— REQUEST —
Check the listing below for lines that hold "document". How many are there? Please give only the number.

(Data entries)

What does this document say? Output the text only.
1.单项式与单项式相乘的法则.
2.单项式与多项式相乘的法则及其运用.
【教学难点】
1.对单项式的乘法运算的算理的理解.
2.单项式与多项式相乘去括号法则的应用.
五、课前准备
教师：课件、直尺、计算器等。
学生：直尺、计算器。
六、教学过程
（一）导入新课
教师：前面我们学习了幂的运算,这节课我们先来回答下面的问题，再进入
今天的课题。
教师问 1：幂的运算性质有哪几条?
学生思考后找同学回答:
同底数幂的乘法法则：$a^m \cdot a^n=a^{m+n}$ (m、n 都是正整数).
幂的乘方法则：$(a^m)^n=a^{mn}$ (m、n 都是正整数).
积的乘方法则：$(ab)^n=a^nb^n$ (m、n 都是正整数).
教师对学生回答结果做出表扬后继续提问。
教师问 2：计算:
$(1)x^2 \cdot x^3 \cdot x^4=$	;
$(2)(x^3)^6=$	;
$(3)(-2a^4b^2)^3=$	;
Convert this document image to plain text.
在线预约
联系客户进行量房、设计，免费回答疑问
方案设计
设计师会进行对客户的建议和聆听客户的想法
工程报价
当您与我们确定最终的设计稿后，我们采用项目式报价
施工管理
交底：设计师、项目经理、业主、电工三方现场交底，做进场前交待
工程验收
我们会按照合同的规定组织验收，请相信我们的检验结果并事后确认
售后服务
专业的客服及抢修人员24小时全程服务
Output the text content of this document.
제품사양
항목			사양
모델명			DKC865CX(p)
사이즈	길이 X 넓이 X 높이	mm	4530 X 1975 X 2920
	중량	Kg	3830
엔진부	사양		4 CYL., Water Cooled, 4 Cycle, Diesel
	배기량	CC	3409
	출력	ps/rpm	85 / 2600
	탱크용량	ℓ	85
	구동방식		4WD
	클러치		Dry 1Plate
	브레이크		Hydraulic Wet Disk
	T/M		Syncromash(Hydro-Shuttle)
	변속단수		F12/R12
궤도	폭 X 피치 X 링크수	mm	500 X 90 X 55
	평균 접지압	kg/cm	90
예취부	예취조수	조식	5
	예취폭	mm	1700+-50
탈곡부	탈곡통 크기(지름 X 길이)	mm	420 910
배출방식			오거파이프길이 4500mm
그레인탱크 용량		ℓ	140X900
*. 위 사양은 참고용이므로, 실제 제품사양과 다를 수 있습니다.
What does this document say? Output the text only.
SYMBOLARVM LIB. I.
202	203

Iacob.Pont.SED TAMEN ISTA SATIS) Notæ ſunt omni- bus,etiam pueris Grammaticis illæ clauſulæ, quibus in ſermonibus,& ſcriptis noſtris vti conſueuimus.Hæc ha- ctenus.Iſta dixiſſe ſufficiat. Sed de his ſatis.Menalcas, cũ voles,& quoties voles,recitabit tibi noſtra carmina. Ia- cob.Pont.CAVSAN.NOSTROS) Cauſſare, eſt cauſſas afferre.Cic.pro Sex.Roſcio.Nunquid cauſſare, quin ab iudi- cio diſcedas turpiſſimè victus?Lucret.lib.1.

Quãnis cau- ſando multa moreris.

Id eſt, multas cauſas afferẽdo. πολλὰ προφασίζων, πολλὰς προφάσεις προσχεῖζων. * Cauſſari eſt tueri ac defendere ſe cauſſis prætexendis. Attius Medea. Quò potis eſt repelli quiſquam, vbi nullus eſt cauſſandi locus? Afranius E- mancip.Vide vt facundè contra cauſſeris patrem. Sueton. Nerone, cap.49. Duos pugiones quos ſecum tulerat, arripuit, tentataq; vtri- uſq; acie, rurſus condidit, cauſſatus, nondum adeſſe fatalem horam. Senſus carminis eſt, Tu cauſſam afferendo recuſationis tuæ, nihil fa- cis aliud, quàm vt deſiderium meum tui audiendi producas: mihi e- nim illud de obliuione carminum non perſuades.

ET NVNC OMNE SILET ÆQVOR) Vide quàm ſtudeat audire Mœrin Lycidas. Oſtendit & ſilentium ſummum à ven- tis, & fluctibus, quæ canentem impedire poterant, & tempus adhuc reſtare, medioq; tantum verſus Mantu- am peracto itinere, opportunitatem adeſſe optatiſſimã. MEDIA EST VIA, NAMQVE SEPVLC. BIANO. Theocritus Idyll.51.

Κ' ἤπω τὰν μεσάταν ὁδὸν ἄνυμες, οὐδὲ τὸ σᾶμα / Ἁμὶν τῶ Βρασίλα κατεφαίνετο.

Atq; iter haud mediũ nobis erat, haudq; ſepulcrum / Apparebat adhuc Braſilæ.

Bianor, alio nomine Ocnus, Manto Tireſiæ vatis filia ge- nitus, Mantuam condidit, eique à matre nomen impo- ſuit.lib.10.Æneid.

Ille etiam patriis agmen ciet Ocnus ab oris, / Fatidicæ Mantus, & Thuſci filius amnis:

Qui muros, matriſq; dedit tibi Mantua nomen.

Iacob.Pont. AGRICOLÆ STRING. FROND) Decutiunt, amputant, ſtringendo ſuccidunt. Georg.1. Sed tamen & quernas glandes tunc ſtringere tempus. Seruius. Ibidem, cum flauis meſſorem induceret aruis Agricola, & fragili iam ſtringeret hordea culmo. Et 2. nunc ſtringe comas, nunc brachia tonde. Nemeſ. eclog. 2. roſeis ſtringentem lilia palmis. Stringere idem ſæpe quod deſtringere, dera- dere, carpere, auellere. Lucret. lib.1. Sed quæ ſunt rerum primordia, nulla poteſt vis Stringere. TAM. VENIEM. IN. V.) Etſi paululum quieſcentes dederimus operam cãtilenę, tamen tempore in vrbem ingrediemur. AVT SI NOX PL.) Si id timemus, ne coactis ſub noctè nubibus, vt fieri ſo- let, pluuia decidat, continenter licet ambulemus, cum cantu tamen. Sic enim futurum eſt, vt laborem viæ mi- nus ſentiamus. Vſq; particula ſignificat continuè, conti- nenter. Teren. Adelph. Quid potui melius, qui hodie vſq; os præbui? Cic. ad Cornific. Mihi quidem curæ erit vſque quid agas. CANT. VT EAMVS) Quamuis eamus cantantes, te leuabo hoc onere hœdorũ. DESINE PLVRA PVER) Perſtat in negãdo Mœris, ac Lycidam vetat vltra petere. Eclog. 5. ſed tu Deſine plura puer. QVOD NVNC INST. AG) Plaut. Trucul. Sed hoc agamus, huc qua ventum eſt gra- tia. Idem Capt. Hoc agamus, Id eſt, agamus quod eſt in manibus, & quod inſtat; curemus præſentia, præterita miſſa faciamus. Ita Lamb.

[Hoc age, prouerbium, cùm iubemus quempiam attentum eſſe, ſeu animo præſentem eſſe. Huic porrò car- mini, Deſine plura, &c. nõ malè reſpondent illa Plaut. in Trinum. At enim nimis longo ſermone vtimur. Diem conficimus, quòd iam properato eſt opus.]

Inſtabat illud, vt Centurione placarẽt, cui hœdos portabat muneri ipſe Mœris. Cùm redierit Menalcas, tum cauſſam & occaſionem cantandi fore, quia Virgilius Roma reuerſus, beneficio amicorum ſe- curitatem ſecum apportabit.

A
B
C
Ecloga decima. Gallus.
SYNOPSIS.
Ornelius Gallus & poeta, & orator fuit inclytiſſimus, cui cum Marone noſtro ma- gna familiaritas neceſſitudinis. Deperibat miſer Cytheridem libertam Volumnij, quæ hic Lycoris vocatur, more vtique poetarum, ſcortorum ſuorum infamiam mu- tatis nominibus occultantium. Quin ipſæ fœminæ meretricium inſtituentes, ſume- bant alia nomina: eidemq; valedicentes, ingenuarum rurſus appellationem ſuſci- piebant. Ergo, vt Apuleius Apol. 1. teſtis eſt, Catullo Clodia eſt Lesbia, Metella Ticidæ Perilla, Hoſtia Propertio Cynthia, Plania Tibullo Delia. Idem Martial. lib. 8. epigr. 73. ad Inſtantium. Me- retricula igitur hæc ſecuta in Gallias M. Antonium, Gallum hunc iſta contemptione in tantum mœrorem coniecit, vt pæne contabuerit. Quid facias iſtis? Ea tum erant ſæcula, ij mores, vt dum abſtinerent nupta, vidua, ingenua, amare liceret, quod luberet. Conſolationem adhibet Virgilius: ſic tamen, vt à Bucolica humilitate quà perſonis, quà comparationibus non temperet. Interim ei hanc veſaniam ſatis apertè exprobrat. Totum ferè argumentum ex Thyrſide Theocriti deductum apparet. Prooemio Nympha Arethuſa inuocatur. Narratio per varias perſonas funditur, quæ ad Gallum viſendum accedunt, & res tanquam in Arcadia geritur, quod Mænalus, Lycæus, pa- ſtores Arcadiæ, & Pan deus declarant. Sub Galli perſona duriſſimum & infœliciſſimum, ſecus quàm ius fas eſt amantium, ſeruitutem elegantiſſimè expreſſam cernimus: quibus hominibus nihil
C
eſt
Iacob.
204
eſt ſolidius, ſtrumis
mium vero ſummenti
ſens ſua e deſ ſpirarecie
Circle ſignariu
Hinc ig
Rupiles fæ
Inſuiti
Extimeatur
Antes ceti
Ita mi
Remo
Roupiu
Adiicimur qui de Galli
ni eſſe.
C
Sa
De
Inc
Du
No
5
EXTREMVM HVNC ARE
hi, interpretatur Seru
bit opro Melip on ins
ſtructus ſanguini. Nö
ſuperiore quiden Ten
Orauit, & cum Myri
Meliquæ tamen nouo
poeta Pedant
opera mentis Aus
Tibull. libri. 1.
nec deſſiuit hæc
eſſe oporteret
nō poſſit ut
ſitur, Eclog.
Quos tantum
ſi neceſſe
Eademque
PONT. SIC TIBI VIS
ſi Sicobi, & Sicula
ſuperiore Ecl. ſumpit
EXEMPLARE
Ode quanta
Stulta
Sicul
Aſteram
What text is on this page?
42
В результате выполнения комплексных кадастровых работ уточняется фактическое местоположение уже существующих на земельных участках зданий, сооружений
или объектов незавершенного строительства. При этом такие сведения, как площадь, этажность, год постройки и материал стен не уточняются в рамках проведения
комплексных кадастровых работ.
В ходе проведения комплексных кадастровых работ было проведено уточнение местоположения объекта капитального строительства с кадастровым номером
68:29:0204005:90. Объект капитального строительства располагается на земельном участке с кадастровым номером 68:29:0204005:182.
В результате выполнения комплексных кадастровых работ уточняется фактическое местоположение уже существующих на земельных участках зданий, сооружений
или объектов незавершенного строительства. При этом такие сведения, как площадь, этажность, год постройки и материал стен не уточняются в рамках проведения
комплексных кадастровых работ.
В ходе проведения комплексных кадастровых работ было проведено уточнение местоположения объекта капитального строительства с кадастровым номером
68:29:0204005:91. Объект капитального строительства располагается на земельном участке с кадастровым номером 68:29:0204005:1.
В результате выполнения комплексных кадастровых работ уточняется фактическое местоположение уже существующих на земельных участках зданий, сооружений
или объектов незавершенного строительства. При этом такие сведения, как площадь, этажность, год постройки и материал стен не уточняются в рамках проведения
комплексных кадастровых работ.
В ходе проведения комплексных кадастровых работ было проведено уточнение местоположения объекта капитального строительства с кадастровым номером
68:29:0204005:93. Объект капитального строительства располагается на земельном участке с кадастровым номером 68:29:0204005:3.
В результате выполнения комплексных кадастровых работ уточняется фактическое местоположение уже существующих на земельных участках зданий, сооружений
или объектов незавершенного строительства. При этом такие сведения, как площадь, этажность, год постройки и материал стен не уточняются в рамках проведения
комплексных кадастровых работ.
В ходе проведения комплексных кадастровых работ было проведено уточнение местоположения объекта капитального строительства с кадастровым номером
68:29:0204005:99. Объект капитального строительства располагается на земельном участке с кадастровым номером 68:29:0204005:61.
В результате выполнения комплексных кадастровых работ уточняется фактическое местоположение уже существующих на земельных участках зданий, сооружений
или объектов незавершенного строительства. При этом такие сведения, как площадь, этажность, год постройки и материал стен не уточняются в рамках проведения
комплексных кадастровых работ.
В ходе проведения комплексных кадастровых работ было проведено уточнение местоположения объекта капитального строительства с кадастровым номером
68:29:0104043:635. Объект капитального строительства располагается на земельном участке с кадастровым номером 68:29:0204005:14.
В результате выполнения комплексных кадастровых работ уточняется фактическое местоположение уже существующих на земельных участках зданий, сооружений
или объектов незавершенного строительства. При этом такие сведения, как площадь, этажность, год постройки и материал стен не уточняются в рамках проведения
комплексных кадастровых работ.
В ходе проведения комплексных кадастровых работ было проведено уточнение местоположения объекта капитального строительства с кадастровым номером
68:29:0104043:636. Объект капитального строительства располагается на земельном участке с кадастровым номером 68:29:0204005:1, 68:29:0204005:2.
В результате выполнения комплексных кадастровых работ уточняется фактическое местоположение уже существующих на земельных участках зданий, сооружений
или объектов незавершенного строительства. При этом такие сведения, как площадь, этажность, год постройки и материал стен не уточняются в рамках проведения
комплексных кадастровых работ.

— WORKED SOLUTION —
4